- EXERCISE BRIEF
Each line containing the word "Perfil" needs to be copied.

- MATERIAL PROVIDED
----------------------------------------
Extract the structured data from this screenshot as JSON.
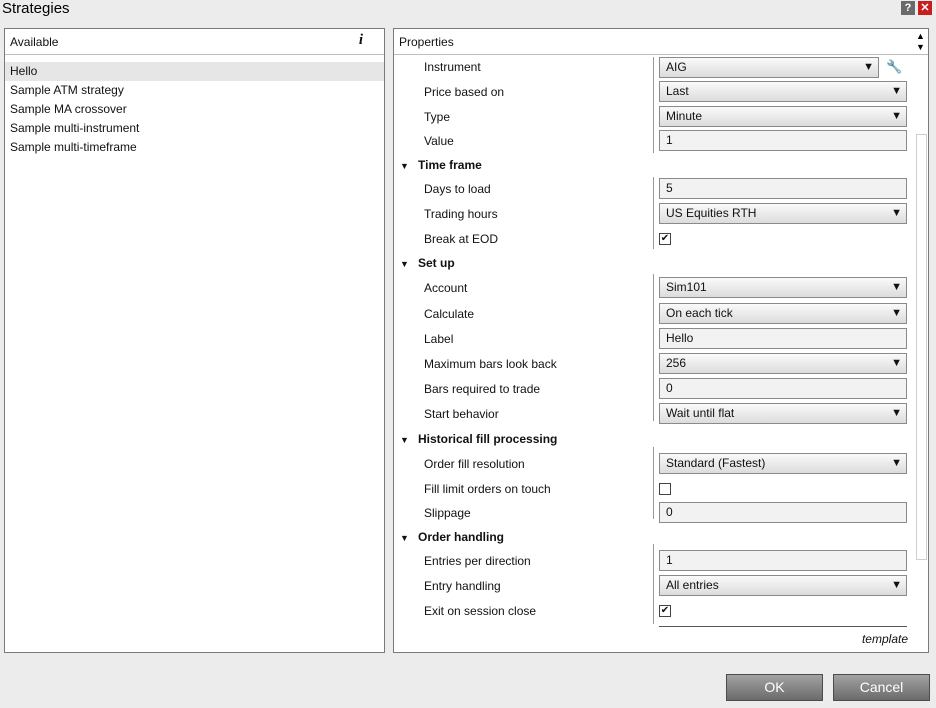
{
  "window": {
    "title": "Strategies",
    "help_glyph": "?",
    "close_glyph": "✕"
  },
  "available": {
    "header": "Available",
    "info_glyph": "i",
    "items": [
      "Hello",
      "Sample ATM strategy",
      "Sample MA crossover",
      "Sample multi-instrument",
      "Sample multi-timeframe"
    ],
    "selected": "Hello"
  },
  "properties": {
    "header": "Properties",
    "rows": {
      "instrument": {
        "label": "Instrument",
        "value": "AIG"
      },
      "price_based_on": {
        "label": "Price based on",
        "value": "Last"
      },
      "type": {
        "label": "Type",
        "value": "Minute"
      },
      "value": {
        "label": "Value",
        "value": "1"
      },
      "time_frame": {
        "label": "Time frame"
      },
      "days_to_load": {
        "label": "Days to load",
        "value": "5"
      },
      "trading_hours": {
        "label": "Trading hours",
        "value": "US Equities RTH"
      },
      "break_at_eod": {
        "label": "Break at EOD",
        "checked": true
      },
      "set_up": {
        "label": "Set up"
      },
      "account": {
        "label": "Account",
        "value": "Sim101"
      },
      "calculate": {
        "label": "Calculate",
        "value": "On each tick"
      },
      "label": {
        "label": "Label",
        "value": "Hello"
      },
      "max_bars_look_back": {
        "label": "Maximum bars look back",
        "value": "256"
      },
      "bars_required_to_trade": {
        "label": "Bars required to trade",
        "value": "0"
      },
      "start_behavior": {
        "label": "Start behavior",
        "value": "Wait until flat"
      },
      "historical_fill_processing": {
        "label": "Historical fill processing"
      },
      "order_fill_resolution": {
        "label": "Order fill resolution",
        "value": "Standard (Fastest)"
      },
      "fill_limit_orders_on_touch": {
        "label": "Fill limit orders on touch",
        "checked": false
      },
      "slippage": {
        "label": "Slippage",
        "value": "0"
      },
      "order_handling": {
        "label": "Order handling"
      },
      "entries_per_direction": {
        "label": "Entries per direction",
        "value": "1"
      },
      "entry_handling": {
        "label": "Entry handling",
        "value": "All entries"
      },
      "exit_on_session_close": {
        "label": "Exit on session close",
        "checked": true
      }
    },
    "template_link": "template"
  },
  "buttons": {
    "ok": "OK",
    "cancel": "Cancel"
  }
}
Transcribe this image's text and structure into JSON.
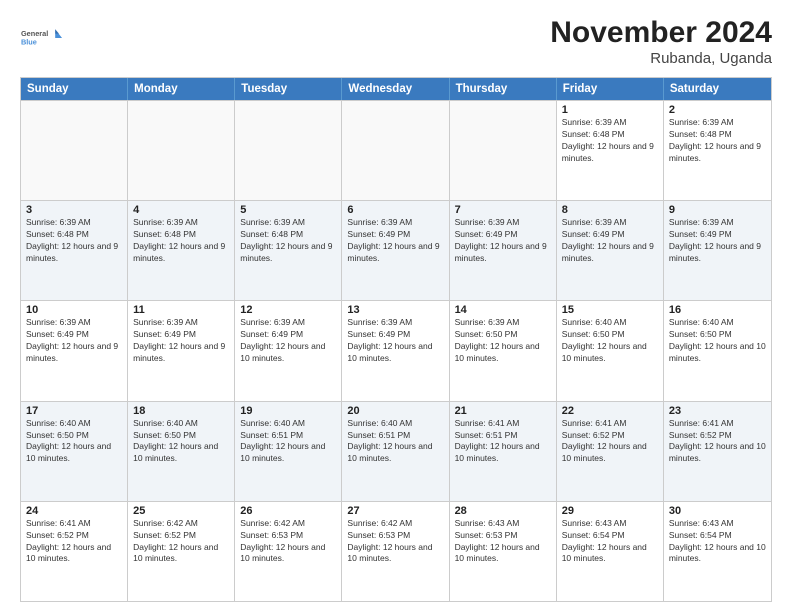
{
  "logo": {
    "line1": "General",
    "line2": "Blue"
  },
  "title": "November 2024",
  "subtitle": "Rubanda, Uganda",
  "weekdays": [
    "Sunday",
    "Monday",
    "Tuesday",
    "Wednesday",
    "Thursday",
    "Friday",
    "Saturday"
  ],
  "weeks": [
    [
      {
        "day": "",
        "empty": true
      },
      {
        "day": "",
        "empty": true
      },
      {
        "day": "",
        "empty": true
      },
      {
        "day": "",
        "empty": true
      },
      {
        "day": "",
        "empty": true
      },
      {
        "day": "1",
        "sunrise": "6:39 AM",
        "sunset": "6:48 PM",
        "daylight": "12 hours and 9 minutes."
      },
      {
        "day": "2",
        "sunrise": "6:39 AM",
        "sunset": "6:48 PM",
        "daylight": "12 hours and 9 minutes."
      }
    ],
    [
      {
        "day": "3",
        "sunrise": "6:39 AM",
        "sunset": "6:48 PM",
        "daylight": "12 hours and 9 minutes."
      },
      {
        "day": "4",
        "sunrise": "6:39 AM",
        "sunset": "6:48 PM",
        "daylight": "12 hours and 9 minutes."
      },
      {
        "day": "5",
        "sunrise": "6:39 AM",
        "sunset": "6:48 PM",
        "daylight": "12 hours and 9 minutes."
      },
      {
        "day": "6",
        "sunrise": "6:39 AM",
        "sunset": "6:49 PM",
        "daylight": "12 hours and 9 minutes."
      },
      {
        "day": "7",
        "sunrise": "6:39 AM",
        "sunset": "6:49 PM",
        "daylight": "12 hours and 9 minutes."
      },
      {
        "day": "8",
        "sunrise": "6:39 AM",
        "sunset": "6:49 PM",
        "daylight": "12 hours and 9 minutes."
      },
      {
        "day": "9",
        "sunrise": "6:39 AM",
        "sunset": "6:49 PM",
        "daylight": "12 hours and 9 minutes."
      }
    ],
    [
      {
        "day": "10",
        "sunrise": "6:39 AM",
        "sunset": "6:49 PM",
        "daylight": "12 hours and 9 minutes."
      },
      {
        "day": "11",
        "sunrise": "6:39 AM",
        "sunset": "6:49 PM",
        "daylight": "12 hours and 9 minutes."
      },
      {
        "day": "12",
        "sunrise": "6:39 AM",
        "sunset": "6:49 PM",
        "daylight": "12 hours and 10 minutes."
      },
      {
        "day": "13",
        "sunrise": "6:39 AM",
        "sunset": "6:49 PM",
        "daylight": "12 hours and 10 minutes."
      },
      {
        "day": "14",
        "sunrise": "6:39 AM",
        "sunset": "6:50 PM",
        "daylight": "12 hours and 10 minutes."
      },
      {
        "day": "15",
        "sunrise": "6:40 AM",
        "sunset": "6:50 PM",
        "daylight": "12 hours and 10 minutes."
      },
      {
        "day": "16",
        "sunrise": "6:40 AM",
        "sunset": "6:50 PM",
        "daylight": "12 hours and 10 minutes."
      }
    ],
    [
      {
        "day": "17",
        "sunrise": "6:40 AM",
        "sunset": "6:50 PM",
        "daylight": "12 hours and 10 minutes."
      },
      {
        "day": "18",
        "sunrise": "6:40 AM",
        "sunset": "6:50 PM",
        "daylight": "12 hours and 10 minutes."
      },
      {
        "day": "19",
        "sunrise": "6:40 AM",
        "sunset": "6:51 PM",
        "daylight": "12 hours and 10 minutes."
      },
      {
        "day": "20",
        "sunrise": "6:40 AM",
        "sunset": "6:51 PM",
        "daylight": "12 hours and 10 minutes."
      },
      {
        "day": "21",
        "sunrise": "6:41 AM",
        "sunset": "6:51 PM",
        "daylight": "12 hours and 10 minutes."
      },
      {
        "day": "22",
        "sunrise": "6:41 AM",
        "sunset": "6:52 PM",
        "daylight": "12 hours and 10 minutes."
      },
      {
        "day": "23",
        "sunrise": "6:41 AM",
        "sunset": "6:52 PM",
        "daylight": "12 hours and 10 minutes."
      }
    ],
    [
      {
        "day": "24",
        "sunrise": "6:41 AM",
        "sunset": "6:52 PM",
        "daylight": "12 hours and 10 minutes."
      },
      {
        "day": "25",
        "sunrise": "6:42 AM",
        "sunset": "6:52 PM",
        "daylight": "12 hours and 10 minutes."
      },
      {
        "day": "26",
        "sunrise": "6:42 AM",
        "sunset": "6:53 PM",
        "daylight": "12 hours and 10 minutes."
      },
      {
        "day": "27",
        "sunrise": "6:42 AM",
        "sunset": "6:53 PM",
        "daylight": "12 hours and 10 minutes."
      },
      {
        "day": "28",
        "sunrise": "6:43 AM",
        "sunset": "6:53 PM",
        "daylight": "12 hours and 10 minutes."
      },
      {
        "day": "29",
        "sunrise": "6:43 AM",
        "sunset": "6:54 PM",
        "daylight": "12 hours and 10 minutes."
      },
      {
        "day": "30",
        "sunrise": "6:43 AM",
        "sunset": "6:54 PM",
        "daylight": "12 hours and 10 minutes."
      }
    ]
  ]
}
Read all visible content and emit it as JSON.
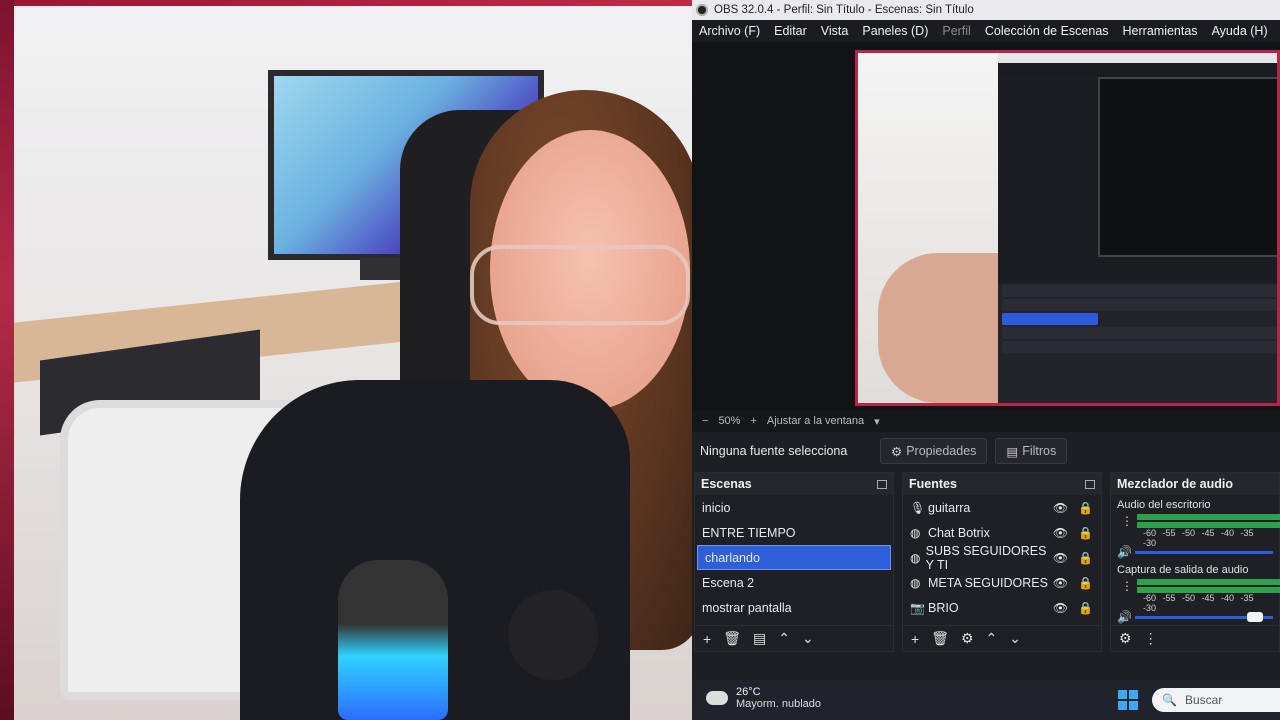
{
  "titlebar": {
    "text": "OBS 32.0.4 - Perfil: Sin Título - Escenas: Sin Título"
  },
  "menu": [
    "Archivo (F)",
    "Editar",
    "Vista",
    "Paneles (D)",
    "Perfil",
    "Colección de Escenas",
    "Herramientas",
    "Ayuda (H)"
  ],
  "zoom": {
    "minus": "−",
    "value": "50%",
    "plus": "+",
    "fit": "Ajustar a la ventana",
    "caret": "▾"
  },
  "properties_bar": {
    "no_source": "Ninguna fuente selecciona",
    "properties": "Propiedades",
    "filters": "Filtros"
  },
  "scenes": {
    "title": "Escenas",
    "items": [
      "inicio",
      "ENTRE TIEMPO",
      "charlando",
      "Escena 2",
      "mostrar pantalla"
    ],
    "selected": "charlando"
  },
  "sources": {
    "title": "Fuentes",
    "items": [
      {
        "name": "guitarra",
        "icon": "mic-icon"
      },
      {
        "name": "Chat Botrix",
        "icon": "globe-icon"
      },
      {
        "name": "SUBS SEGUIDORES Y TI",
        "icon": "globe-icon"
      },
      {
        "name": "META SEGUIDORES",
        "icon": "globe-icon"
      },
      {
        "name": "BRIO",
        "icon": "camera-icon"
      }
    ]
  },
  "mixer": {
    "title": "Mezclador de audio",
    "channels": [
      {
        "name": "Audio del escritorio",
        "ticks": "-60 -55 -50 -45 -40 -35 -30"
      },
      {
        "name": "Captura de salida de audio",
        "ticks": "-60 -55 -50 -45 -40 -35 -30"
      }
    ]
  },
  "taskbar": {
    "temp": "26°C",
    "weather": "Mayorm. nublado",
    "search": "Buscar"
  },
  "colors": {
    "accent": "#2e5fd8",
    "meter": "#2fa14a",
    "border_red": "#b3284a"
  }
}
----------------------------------------
- THE ANSWER
    "text": "OBS 32.0.4 - Perfil: Sin Título - Escenas: Sin Título"
    "Perfil",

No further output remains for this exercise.